### Reading text
★ ★ ★ ★

DOE awarding $46M to 8 companies to support commercial fusion energy development
04 June 2023
The US Department of Energy (DOE) announced $46 million in funding (DE-FOA-0002809) to eight companies advancing designs and research and development for fusion power plants. These awardees will work to acheive important technical and commercialization milestones to advance successful design of a fusion pilot plant (FPP) to move fusion toward technical and commercial viability.
This funding is from the Milestone-Based Fusion Development Program.
Within five to 10 years, the eight awardees will resolve scientific and technological challenges to create designs for a fusion pilot plant that will help bring fusion to both technical and commercial viability.
This program was partially inspired by the National Aeronautics and Space Administration’s Commercial Orbital Transportation Services program that helped enable commercial space launch.
The awardees are:
Commonwealth Fusion Systems (Cambridge, MA). Commercial fusion power on a decadal timescale with the compact, high-field ARC power plant.
For the first 18 months of DOE’s program, CFS milestones focus on its commercially relevant net energy fusion device, called SPARC. SPARC uses high-temperature superconducting magnet technology to demonstrate that fusion can work as a commercial power source for the first time in history at a compact and cost-effective scale. SPARC will demonstrate net energy (Q>1) and pave the way for power plant design readiness. It will show both the plasma physics and many of the technologies and data required for the company’s fusion power plant, called ARC.

★ ★ ★ ★

### Provided records
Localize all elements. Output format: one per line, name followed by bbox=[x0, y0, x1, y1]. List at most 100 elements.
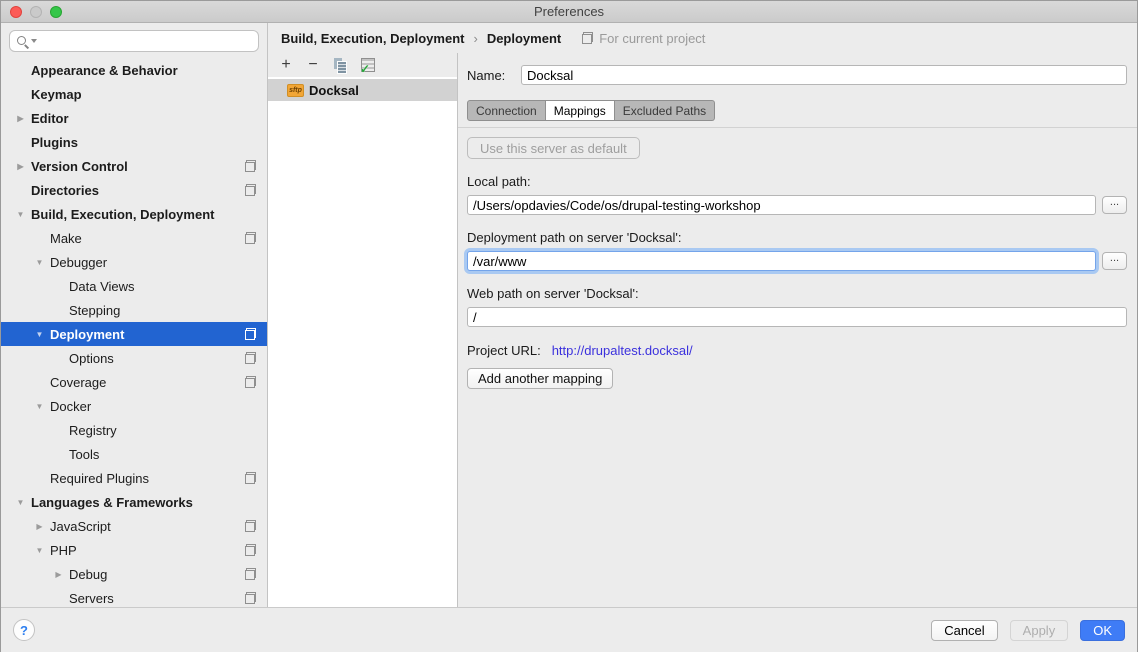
sidebar-item-label: Directories bbox=[31, 183, 99, 198]
chevron-down-icon[interactable]: ▼ bbox=[30, 258, 49, 267]
sidebar-item-editor[interactable]: ▶Editor bbox=[1, 106, 267, 130]
sidebar-item-data-views[interactable]: Data Views bbox=[1, 274, 267, 298]
window-controls bbox=[10, 6, 62, 18]
sidebar-item-label: PHP bbox=[50, 543, 77, 558]
add-another-mapping-button[interactable]: Add another mapping bbox=[467, 368, 613, 389]
sidebar-item-javascript[interactable]: ▶JavaScript bbox=[1, 514, 267, 538]
sidebar-item-label: Coverage bbox=[50, 375, 106, 390]
current-project-icon bbox=[244, 520, 257, 533]
tab-excluded-paths[interactable]: Excluded Paths bbox=[615, 100, 715, 121]
sidebar-item-coverage[interactable]: Coverage bbox=[1, 370, 267, 394]
server-list-item-docksal[interactable]: sftp Docksal bbox=[268, 79, 457, 101]
sidebar-item-label: JavaScript bbox=[50, 519, 111, 534]
sidebar-item-label: Registry bbox=[69, 423, 117, 438]
breadcrumb: Build, Execution, Deployment › Deploymen… bbox=[268, 23, 1137, 53]
search-input[interactable] bbox=[41, 34, 252, 48]
zoom-window-button[interactable] bbox=[50, 6, 62, 18]
tab-connection[interactable]: Connection bbox=[467, 100, 546, 121]
current-project-icon bbox=[244, 376, 257, 389]
sidebar-item-label: Tools bbox=[69, 447, 99, 462]
search-options-caret-icon[interactable] bbox=[31, 39, 37, 43]
search-icon bbox=[16, 35, 29, 48]
sidebar-item-label: Languages & Frameworks bbox=[31, 495, 193, 510]
sidebar-item-keymap[interactable]: Keymap bbox=[1, 82, 267, 106]
sidebar-item-appearance-behavior[interactable]: Appearance & Behavior bbox=[1, 58, 267, 82]
chevron-down-icon[interactable]: ▼ bbox=[11, 498, 30, 507]
sidebar-item-deployment[interactable]: ▼Deployment bbox=[1, 322, 267, 346]
sidebar-item-version-control[interactable]: ▶Version Control bbox=[1, 154, 267, 178]
sidebar-item-directories[interactable]: Directories bbox=[1, 178, 267, 202]
sidebar-item-servers[interactable]: Servers bbox=[1, 586, 267, 610]
sidebar-item-label: Docker bbox=[50, 399, 91, 414]
project-url-link[interactable]: http://drupaltest.docksal/ bbox=[552, 343, 693, 358]
sidebar-item-label: Deployment bbox=[50, 327, 124, 342]
deployment-path-label: Deployment path on server 'Docksal': bbox=[467, 230, 1127, 245]
settings-sidebar: Appearance & BehaviorKeymap▶Editor Plugin… bbox=[1, 23, 268, 607]
apply-button[interactable]: Apply bbox=[1010, 620, 1069, 641]
deployment-path-input[interactable] bbox=[467, 251, 1096, 271]
sidebar-item-label: Plugins bbox=[31, 135, 78, 150]
copy-icon[interactable] bbox=[332, 57, 348, 73]
chevron-down-icon[interactable]: ▼ bbox=[11, 210, 30, 219]
sidebar-item-tools[interactable]: Tools bbox=[1, 442, 267, 466]
sidebar-item-label: Options bbox=[69, 351, 114, 366]
help-button[interactable]: ? bbox=[13, 619, 35, 641]
sidebar-item-build-execution-deployment[interactable]: ▼Build, Execution, Deployment bbox=[1, 202, 267, 226]
sidebar-item-stepping[interactable]: Stepping bbox=[1, 298, 267, 322]
sidebar-item-label: Debug bbox=[69, 567, 107, 582]
local-path-input[interactable] bbox=[467, 195, 1096, 215]
check-icon: ✓ bbox=[360, 62, 370, 76]
dialog-footer: ? Cancel Apply OK bbox=[1, 607, 1137, 652]
chevron-down-icon[interactable]: ▼ bbox=[30, 402, 49, 411]
sidebar-item-label: Data Views bbox=[69, 279, 135, 294]
web-path-input[interactable] bbox=[467, 307, 1127, 327]
search-box[interactable] bbox=[9, 30, 259, 52]
sidebar-item-label: Build, Execution, Deployment bbox=[31, 207, 214, 222]
sidebar-item-plugins[interactable]: Plugins bbox=[1, 130, 267, 154]
tab-mappings[interactable]: Mappings bbox=[546, 100, 615, 121]
sidebar-item-required-plugins[interactable]: Required Plugins bbox=[1, 466, 267, 490]
chevron-right-icon[interactable]: ▶ bbox=[11, 114, 30, 123]
web-path-label: Web path on server 'Docksal': bbox=[467, 286, 1127, 301]
chevron-right-icon[interactable]: ▶ bbox=[11, 162, 30, 171]
breadcrumb-parent[interactable]: Build, Execution, Deployment bbox=[281, 31, 464, 46]
breadcrumb-separator: › bbox=[473, 31, 477, 46]
sidebar-item-docker[interactable]: ▼Docker bbox=[1, 394, 267, 418]
deployment-path-browse-button[interactable]: ... bbox=[1102, 252, 1127, 270]
sidebar-item-registry[interactable]: Registry bbox=[1, 418, 267, 442]
add-icon[interactable]: + bbox=[278, 57, 294, 73]
use-as-default-icon[interactable]: ✓ bbox=[359, 57, 375, 73]
sidebar-item-languages-frameworks[interactable]: ▼Languages & Frameworks bbox=[1, 490, 267, 514]
current-project-icon bbox=[244, 232, 257, 245]
local-path-browse-button[interactable]: ... bbox=[1102, 196, 1127, 214]
ok-button[interactable]: OK bbox=[1080, 620, 1125, 641]
sidebar-item-php[interactable]: ▼PHP bbox=[1, 538, 267, 562]
scope-label: For current project bbox=[599, 31, 705, 46]
sidebar-item-label: Version Control bbox=[31, 159, 128, 174]
remove-glyph: − bbox=[308, 58, 317, 72]
chevron-right-icon[interactable]: ▶ bbox=[49, 570, 68, 579]
sidebar-item-debugger[interactable]: ▼Debugger bbox=[1, 250, 267, 274]
remove-icon[interactable]: − bbox=[305, 57, 321, 73]
sidebar-item-label: Debugger bbox=[50, 255, 107, 270]
chevron-down-icon[interactable]: ▼ bbox=[30, 330, 49, 339]
close-window-button[interactable] bbox=[10, 6, 22, 18]
current-project-icon bbox=[244, 352, 257, 365]
cancel-button[interactable]: Cancel bbox=[931, 620, 997, 641]
sidebar-item-make[interactable]: Make bbox=[1, 226, 267, 250]
sidebar-item-options[interactable]: Options bbox=[1, 346, 267, 370]
current-project-icon bbox=[244, 592, 257, 605]
add-glyph: + bbox=[281, 58, 290, 72]
local-path-label: Local path: bbox=[467, 174, 1127, 189]
chevron-down-icon[interactable]: ▼ bbox=[30, 546, 49, 555]
settings-tree: Appearance & BehaviorKeymap▶Editor Plugin… bbox=[1, 58, 267, 610]
name-input[interactable] bbox=[521, 65, 1127, 85]
chevron-right-icon[interactable]: ▶ bbox=[30, 522, 49, 531]
sidebar-item-label: Servers bbox=[69, 591, 114, 606]
sidebar-item-label: Make bbox=[50, 231, 82, 246]
window-title: Preferences bbox=[1, 4, 1137, 19]
current-project-icon bbox=[244, 184, 257, 197]
minimize-window-button[interactable] bbox=[30, 6, 42, 18]
use-server-as-default-button[interactable]: Use this server as default bbox=[467, 137, 640, 159]
sidebar-item-debug[interactable]: ▶Debug bbox=[1, 562, 267, 586]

★ ★ ★ ★

### Aim 1
Name every organization mentioned in the fusion funding article.
### Aim 2
According to the fusion funding article, what kind of technology does SPARC use?
### Aim 3
Pick up the fusion funding article right after its final sentence and keep writing.
The items have nothing to do with the fusion funding article.

### Expected output 1
- US Department of Energy (DOE)
- National Aeronautics and Space Administration
- Commonwealth Fusion Systems (CFS)

### Expected output 2
High-temperature superconducting magnet technology.

### Expected output 3
Focused Energy Inc. (Austin, TX). Inertial Fusion Energy with High-Gain Proton Fast Ignition. A fast ignition target is a carefully composed structure designed to enable robust compression of the fuel to high densities while enabling the creation of a 2nd laser-generated ion beam to trigger fusion reactions in the fuel.
Princeton Stellarators Inc. (Branchburg, NJ). Stellarator Fusion Pilot Plant Enabled by Array of Planar Shaping Coils. PSI’s proprietary stellarator technology utilizes arrays of planar magnets, eliminating the prohibitively complex 3-dimensional magnetic field coils required in all other proposed stellarator architectures.
Realta Fusion Inc. (Madison, WI). The High-Field Axisymmetric Mirror on a Faster Path to Fusion Energy. Realta, spun out of a $10-million ARPA-e funded project at the University of Wisconsin-Madison, is targeting industrial heat and power as an early application for its fusion technology in which the ability to operate at a wide range of scales is a significant advantage. Realta’s compact magnetic mirror will produce net energy at smaller scales than competing toroidal systems and has the potential to be a lower cost and less complex generator of zero-carbon heat and power.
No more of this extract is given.